**DATA ROWS**.
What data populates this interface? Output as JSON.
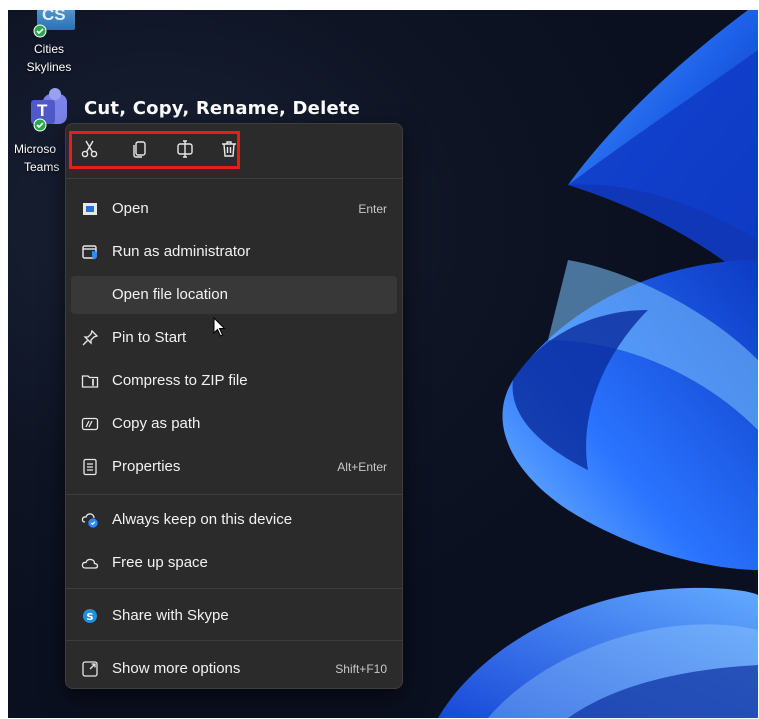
{
  "desktop_icons": [
    {
      "label_line1": "Cities",
      "label_line2": "Skylines",
      "logo": "CS"
    },
    {
      "label_line1": "Microso",
      "label_line2": "Teams",
      "logo": "T"
    }
  ],
  "annotation": "Cut, Copy, Rename, Delete",
  "quick_actions": [
    {
      "name": "cut",
      "icon": "scissors-icon"
    },
    {
      "name": "copy",
      "icon": "copy-icon"
    },
    {
      "name": "rename",
      "icon": "rename-icon"
    },
    {
      "name": "delete",
      "icon": "trash-icon"
    }
  ],
  "menu": {
    "items": [
      {
        "label": "Open",
        "shortcut": "Enter",
        "icon": "open-icon"
      },
      {
        "label": "Run as administrator",
        "shortcut": "",
        "icon": "shield-window-icon"
      },
      {
        "label": "Open file location",
        "shortcut": "",
        "icon": ""
      },
      {
        "label": "Pin to Start",
        "shortcut": "",
        "icon": "pin-icon"
      },
      {
        "label": "Compress to ZIP file",
        "shortcut": "",
        "icon": "zip-icon"
      },
      {
        "label": "Copy as path",
        "shortcut": "",
        "icon": "path-icon"
      },
      {
        "label": "Properties",
        "shortcut": "Alt+Enter",
        "icon": "properties-icon"
      },
      {
        "label": "Always keep on this device",
        "shortcut": "",
        "icon": "cloud-sync-icon"
      },
      {
        "label": "Free up space",
        "shortcut": "",
        "icon": "cloud-icon"
      },
      {
        "label": "Share with Skype",
        "shortcut": "",
        "icon": "skype-icon"
      },
      {
        "label": "Show more options",
        "shortcut": "Shift+F10",
        "icon": "more-options-icon"
      }
    ]
  },
  "colors": {
    "highlight_box": "#e0201b",
    "menu_bg": "#2b2b2b",
    "accent_blue": "#1e6bff",
    "skype_blue": "#1e90e0"
  }
}
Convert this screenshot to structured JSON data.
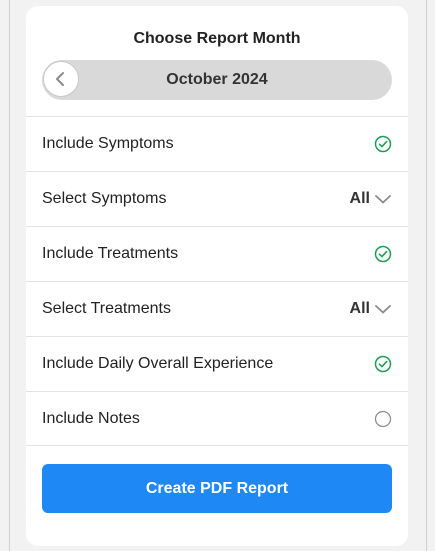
{
  "report": {
    "title": "Choose Report Month",
    "month_label": "October 2024"
  },
  "options": [
    {
      "label": "Include Symptoms",
      "type": "checkbox",
      "checked": true
    },
    {
      "label": "Select Symptoms",
      "type": "select",
      "value": "All"
    },
    {
      "label": "Include Treatments",
      "type": "checkbox",
      "checked": true
    },
    {
      "label": "Select Treatments",
      "type": "select",
      "value": "All"
    },
    {
      "label": "Include Daily Overall Experience",
      "type": "checkbox",
      "checked": true
    },
    {
      "label": "Include Notes",
      "type": "checkbox",
      "checked": false
    }
  ],
  "actions": {
    "create_label": "Create PDF Report"
  },
  "icons": {
    "prev": "chevron-left-icon",
    "checked": "check-circle-icon",
    "unchecked": "empty-circle-icon",
    "dropdown": "chevron-down-icon"
  },
  "colors": {
    "accent": "#1e88f5",
    "check_green": "#1f9d55",
    "unchecked_gray": "#8e8e8e"
  }
}
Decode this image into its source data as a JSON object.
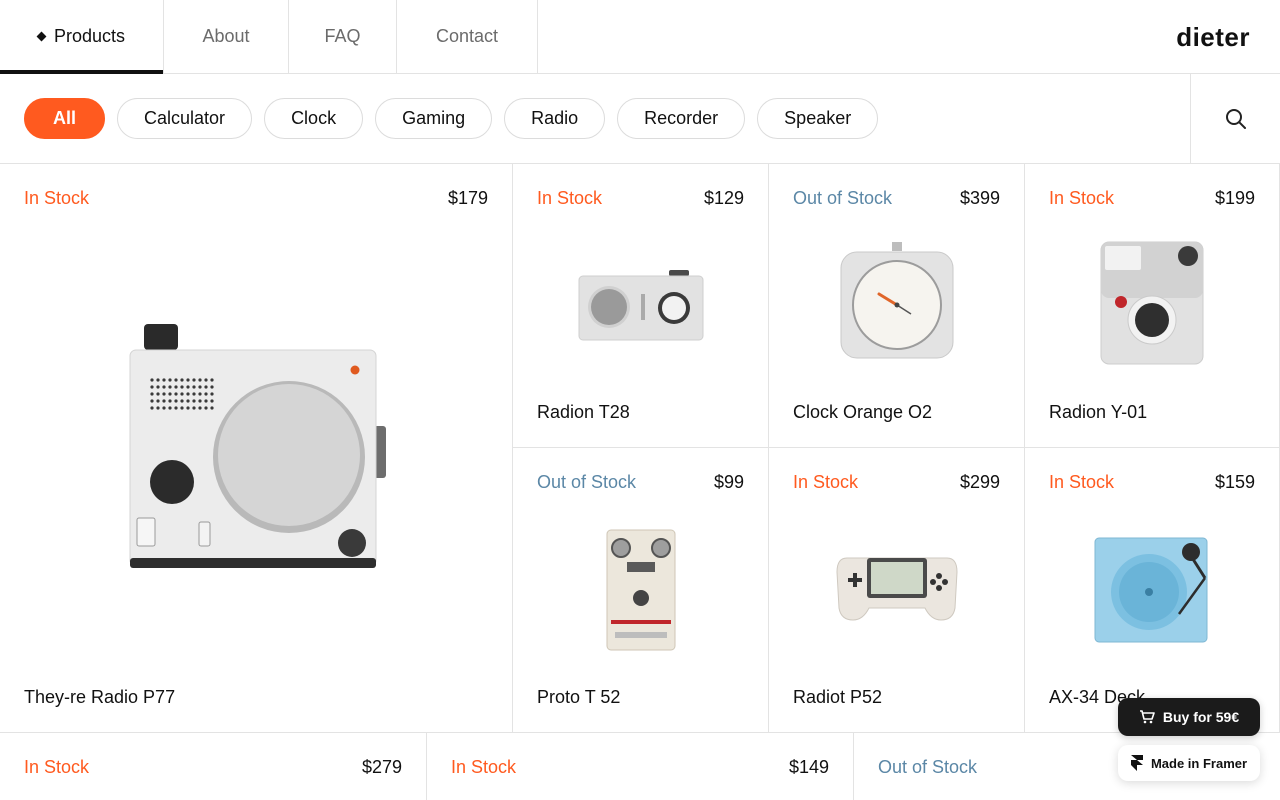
{
  "nav": {
    "tabs": [
      {
        "label": "Products"
      },
      {
        "label": "About"
      },
      {
        "label": "FAQ"
      },
      {
        "label": "Contact"
      }
    ],
    "logo": "dieter"
  },
  "filters": {
    "chips": [
      {
        "label": "All"
      },
      {
        "label": "Calculator"
      },
      {
        "label": "Clock"
      },
      {
        "label": "Gaming"
      },
      {
        "label": "Radio"
      },
      {
        "label": "Recorder"
      },
      {
        "label": "Speaker"
      }
    ],
    "search_icon": "search-icon"
  },
  "products": [
    {
      "stock": "In Stock",
      "price": "$179",
      "name": "They-re Radio P77"
    },
    {
      "stock": "In Stock",
      "price": "$129",
      "name": "Radion T28"
    },
    {
      "stock": "Out of Stock",
      "price": "$399",
      "name": "Clock Orange O2"
    },
    {
      "stock": "In Stock",
      "price": "$199",
      "name": "Radion Y-01"
    },
    {
      "stock": "Out of Stock",
      "price": "$99",
      "name": "Proto T 52"
    },
    {
      "stock": "In Stock",
      "price": "$299",
      "name": "Radiot P52"
    },
    {
      "stock": "In Stock",
      "price": "$159",
      "name": "AX-34 Deck"
    },
    {
      "stock": "In Stock",
      "price": "$279",
      "name": ""
    },
    {
      "stock": "In Stock",
      "price": "$149",
      "name": ""
    },
    {
      "stock": "Out of Stock",
      "price": "",
      "name": ""
    }
  ],
  "buy_button": {
    "label": "Buy for 59€",
    "icon": "cart-icon"
  },
  "framer_badge": {
    "label": "Made in Framer",
    "icon": "framer-icon"
  },
  "colors": {
    "accent": "#ff5a1f",
    "out_of_stock": "#5b87a6",
    "text": "#111111",
    "border": "#e3e3e3"
  }
}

**GOAL**.
Write out every line above exactly as it is, leaving out the pictures.

**SOLUTION**.
What data populates this interface? Output as JSON.
{
  "desktop_icons": [
    {
      "label_line1": "Cities",
      "label_line2": "Skylines",
      "logo": "CS"
    },
    {
      "label_line1": "Microso",
      "label_line2": "Teams",
      "logo": "T"
    }
  ],
  "annotation": "Cut, Copy, Rename, Delete",
  "quick_actions": [
    {
      "name": "cut",
      "icon": "scissors-icon"
    },
    {
      "name": "copy",
      "icon": "copy-icon"
    },
    {
      "name": "rename",
      "icon": "rename-icon"
    },
    {
      "name": "delete",
      "icon": "trash-icon"
    }
  ],
  "menu": {
    "items": [
      {
        "label": "Open",
        "shortcut": "Enter",
        "icon": "open-icon"
      },
      {
        "label": "Run as administrator",
        "shortcut": "",
        "icon": "shield-window-icon"
      },
      {
        "label": "Open file location",
        "shortcut": "",
        "icon": ""
      },
      {
        "label": "Pin to Start",
        "shortcut": "",
        "icon": "pin-icon"
      },
      {
        "label": "Compress to ZIP file",
        "shortcut": "",
        "icon": "zip-icon"
      },
      {
        "label": "Copy as path",
        "shortcut": "",
        "icon": "path-icon"
      },
      {
        "label": "Properties",
        "shortcut": "Alt+Enter",
        "icon": "properties-icon"
      },
      {
        "label": "Always keep on this device",
        "shortcut": "",
        "icon": "cloud-sync-icon"
      },
      {
        "label": "Free up space",
        "shortcut": "",
        "icon": "cloud-icon"
      },
      {
        "label": "Share with Skype",
        "shortcut": "",
        "icon": "skype-icon"
      },
      {
        "label": "Show more options",
        "shortcut": "Shift+F10",
        "icon": "more-options-icon"
      }
    ]
  },
  "colors": {
    "highlight_box": "#e0201b",
    "menu_bg": "#2b2b2b",
    "accent_blue": "#1e6bff",
    "skype_blue": "#1e90e0"
  }
}
Convert this screenshot to structured JSON data.
{
  "report": {
    "title": "Choose Report Month",
    "month_label": "October 2024"
  },
  "options": [
    {
      "label": "Include Symptoms",
      "type": "checkbox",
      "checked": true
    },
    {
      "label": "Select Symptoms",
      "type": "select",
      "value": "All"
    },
    {
      "label": "Include Treatments",
      "type": "checkbox",
      "checked": true
    },
    {
      "label": "Select Treatments",
      "type": "select",
      "value": "All"
    },
    {
      "label": "Include Daily Overall Experience",
      "type": "checkbox",
      "checked": true
    },
    {
      "label": "Include Notes",
      "type": "checkbox",
      "checked": false
    }
  ],
  "actions": {
    "create_label": "Create PDF Report"
  },
  "icons": {
    "prev": "chevron-left-icon",
    "checked": "check-circle-icon",
    "unchecked": "empty-circle-icon",
    "dropdown": "chevron-down-icon"
  },
  "colors": {
    "accent": "#1e88f5",
    "check_green": "#1f9d55",
    "unchecked_gray": "#8e8e8e"
  }
}
Decode this image into its source data as a JSON object.
{
  "nav": {
    "tabs": [
      {
        "label": "Products"
      },
      {
        "label": "About"
      },
      {
        "label": "FAQ"
      },
      {
        "label": "Contact"
      }
    ],
    "logo": "dieter"
  },
  "filters": {
    "chips": [
      {
        "label": "All"
      },
      {
        "label": "Calculator"
      },
      {
        "label": "Clock"
      },
      {
        "label": "Gaming"
      },
      {
        "label": "Radio"
      },
      {
        "label": "Recorder"
      },
      {
        "label": "Speaker"
      }
    ],
    "search_icon": "search-icon"
  },
  "products": [
    {
      "stock": "In Stock",
      "price": "$179",
      "name": "They-re Radio P77"
    },
    {
      "stock": "In Stock",
      "price": "$129",
      "name": "Radion T28"
    },
    {
      "stock": "Out of Stock",
      "price": "$399",
      "name": "Clock Orange O2"
    },
    {
      "stock": "In Stock",
      "price": "$199",
      "name": "Radion Y-01"
    },
    {
      "stock": "Out of Stock",
      "price": "$99",
      "name": "Proto T 52"
    },
    {
      "stock": "In Stock",
      "price": "$299",
      "name": "Radiot P52"
    },
    {
      "stock": "In Stock",
      "price": "$159",
      "name": "AX-34 Deck"
    },
    {
      "stock": "In Stock",
      "price": "$279",
      "name": ""
    },
    {
      "stock": "In Stock",
      "price": "$149",
      "name": ""
    },
    {
      "stock": "Out of Stock",
      "price": "",
      "name": ""
    }
  ],
  "buy_button": {
    "label": "Buy for 59€",
    "icon": "cart-icon"
  },
  "framer_badge": {
    "label": "Made in Framer",
    "icon": "framer-icon"
  },
  "colors": {
    "accent": "#ff5a1f",
    "out_of_stock": "#5b87a6",
    "text": "#111111",
    "border": "#e3e3e3"
  }
}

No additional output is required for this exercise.